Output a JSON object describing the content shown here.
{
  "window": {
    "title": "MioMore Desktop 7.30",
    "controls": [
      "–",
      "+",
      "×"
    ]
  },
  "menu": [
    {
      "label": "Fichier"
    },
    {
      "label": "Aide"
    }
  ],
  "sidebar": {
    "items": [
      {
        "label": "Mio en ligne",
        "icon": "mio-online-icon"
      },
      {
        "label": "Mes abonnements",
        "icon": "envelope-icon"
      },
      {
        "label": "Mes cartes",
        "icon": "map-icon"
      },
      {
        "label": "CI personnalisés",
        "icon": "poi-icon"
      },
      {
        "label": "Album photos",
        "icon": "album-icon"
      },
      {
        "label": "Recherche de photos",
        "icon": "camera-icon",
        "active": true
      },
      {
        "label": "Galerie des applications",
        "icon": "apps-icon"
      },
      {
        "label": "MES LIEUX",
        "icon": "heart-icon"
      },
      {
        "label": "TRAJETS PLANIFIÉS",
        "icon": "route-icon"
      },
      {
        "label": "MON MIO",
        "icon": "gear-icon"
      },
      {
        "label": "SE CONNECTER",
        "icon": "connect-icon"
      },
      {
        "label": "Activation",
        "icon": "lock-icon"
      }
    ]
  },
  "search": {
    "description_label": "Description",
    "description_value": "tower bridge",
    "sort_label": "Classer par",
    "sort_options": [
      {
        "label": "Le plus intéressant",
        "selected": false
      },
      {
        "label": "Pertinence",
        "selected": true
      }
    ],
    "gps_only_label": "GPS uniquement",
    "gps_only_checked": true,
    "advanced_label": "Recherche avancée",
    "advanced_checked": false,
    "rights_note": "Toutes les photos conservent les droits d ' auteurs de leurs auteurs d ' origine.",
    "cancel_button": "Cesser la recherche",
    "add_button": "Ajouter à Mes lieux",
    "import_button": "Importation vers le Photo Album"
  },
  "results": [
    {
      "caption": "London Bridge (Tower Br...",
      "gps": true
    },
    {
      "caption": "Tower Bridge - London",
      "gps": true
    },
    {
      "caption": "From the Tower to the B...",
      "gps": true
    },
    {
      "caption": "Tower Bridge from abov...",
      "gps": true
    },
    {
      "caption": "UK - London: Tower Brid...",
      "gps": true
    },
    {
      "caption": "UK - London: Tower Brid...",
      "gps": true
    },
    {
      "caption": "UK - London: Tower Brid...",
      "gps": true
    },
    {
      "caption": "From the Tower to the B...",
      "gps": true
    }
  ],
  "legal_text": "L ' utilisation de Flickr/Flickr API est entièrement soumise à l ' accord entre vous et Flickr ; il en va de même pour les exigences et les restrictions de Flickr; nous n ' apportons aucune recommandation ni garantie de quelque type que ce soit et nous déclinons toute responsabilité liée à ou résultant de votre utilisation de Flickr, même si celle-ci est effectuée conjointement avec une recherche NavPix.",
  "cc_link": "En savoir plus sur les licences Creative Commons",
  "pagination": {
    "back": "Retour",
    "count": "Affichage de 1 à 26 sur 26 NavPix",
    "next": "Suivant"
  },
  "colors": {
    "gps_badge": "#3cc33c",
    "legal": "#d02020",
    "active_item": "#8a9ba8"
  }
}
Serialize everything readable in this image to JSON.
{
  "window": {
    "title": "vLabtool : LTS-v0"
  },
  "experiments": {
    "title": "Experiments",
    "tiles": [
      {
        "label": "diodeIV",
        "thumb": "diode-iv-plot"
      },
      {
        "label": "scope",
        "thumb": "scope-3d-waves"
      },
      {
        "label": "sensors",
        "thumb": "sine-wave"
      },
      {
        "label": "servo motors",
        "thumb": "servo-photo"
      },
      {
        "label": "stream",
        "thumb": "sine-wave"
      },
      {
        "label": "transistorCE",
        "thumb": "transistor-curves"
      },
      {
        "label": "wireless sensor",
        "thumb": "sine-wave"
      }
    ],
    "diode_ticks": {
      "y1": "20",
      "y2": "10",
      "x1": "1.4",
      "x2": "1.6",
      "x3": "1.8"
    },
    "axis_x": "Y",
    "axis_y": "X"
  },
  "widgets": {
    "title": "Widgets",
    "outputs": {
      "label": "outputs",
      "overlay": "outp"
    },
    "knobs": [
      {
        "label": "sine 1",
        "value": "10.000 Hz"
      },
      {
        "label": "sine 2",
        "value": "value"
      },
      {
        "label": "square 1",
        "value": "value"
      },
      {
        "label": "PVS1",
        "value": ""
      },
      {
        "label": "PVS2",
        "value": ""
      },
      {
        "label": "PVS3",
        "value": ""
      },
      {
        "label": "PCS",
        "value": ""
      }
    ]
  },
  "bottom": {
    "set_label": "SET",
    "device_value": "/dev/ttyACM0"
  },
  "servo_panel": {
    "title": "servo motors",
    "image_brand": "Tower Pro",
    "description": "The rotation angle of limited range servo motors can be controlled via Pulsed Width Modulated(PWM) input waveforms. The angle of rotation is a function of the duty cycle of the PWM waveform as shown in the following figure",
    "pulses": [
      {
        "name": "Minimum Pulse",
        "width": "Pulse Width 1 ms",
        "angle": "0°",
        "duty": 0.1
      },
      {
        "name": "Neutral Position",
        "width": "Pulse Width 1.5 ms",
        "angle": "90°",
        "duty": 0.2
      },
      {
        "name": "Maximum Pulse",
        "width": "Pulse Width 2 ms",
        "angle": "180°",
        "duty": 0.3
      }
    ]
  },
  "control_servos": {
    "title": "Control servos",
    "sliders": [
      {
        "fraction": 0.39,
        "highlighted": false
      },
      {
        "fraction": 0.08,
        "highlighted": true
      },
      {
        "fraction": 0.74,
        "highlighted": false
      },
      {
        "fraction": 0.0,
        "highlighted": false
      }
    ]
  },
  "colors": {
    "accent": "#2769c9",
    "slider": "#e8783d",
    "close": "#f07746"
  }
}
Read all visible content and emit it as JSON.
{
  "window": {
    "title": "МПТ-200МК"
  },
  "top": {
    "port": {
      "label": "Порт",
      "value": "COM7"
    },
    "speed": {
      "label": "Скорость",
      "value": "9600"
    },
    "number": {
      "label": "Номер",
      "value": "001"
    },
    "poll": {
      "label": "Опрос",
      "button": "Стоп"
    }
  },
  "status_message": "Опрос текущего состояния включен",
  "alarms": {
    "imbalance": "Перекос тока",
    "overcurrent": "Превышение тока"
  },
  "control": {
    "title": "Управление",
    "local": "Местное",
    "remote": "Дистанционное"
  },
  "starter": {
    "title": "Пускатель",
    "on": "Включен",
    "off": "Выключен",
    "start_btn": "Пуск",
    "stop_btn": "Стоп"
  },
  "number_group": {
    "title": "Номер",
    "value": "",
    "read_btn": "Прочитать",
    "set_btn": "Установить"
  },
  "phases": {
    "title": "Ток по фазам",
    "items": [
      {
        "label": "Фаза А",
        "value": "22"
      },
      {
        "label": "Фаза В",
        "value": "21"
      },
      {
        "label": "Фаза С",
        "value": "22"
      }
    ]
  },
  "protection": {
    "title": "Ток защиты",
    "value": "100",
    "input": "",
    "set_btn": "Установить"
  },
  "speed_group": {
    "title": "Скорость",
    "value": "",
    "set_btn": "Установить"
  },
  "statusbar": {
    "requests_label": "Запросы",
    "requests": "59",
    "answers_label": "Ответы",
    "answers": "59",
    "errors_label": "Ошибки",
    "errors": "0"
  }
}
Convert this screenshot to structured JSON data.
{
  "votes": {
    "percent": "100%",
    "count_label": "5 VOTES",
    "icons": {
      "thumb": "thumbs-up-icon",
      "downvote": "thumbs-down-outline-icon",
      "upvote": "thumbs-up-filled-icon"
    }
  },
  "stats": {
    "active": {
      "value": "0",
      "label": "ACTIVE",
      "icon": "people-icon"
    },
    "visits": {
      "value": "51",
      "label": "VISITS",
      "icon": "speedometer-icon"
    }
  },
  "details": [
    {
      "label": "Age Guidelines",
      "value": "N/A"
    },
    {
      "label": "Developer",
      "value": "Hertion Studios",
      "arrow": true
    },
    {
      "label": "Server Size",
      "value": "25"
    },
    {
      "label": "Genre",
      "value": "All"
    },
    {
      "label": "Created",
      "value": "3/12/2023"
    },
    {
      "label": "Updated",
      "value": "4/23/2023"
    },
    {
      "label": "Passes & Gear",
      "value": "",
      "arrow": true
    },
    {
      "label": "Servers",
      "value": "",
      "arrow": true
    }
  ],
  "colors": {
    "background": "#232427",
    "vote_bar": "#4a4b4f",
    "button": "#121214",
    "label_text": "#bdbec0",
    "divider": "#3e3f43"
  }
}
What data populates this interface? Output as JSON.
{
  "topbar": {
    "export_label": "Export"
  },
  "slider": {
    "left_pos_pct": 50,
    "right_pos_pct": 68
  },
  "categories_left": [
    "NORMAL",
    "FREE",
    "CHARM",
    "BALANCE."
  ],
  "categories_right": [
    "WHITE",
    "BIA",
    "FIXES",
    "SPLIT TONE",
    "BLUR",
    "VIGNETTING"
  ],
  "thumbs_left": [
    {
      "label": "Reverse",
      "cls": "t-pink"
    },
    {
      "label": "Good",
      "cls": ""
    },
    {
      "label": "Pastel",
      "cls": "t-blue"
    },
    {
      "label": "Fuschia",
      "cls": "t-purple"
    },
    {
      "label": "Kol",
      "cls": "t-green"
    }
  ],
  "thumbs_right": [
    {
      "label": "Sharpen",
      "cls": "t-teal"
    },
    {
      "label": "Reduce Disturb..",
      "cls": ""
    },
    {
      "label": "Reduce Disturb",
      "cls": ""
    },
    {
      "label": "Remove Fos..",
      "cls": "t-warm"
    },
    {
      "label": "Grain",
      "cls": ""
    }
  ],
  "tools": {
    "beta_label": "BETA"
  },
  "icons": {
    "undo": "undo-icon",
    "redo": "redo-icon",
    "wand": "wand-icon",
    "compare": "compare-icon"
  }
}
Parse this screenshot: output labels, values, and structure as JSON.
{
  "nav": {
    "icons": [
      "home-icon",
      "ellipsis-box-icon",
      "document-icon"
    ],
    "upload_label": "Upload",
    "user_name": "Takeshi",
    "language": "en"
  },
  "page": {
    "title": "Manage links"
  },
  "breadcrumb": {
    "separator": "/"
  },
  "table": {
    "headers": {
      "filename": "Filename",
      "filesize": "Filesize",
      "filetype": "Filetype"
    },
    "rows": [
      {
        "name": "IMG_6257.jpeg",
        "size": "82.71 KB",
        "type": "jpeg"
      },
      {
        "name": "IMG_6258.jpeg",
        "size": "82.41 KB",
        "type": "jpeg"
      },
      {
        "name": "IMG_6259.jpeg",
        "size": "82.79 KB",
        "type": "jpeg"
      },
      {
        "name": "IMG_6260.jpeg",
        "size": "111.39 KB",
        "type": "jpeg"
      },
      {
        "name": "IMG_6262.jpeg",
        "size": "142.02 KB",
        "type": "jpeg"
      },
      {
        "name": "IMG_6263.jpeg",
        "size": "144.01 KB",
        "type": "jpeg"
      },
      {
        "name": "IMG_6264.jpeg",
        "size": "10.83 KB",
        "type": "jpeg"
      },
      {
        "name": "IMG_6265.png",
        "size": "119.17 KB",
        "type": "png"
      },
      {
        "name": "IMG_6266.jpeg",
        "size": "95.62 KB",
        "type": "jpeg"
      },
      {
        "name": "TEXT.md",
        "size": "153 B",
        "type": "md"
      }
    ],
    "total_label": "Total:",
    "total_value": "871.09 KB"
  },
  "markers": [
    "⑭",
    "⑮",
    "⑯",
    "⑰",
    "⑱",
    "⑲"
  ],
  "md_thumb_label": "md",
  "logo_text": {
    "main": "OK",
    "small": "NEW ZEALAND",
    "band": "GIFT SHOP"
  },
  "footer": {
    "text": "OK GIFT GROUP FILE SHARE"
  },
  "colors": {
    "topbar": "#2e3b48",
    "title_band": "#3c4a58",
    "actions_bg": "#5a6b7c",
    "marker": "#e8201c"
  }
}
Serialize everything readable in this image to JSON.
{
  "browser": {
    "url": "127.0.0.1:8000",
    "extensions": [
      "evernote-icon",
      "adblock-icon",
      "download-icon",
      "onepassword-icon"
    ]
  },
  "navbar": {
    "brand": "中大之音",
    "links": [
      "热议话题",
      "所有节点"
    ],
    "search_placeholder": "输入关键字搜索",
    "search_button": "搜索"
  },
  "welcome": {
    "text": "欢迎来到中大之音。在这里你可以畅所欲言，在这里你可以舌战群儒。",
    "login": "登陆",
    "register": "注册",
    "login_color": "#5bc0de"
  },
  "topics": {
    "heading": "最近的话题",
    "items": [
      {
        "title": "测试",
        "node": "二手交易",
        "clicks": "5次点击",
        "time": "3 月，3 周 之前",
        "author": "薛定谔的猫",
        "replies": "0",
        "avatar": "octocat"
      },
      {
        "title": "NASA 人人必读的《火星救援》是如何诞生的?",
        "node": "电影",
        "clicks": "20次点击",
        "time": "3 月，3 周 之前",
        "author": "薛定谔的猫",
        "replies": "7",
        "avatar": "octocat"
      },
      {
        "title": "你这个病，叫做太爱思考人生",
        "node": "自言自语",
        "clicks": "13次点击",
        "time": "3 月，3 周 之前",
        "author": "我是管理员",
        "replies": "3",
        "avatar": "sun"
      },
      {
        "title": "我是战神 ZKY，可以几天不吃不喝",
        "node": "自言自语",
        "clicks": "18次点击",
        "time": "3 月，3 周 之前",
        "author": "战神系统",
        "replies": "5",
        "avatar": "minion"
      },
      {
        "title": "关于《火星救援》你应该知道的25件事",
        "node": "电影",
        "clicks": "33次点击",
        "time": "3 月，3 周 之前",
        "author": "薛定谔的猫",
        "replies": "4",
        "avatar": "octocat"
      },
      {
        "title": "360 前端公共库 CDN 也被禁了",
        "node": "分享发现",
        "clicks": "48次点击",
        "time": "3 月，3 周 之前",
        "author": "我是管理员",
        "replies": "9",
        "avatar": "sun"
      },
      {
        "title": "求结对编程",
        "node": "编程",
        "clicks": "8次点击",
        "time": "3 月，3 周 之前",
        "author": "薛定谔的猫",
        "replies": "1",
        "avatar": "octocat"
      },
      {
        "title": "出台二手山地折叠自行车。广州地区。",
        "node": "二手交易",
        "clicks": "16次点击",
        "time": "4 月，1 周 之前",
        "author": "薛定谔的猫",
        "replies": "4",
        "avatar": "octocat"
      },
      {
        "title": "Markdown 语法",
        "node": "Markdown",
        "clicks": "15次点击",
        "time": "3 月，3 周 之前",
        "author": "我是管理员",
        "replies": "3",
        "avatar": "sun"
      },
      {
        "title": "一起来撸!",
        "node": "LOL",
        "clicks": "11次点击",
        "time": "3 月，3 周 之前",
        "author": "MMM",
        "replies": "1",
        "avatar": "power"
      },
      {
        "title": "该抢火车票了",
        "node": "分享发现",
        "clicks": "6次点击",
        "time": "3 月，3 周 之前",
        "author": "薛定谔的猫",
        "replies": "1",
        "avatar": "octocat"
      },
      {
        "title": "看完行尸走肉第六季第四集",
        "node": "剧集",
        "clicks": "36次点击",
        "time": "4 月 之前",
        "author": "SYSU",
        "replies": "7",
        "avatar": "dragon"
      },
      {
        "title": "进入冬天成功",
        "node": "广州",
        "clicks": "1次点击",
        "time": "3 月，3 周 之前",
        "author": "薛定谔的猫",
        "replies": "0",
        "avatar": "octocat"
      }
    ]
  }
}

※

Look above for lines with the word "Reduce" and copy them all.

      "label": "Reduce Disturb..",
      "label": "Reduce Disturb",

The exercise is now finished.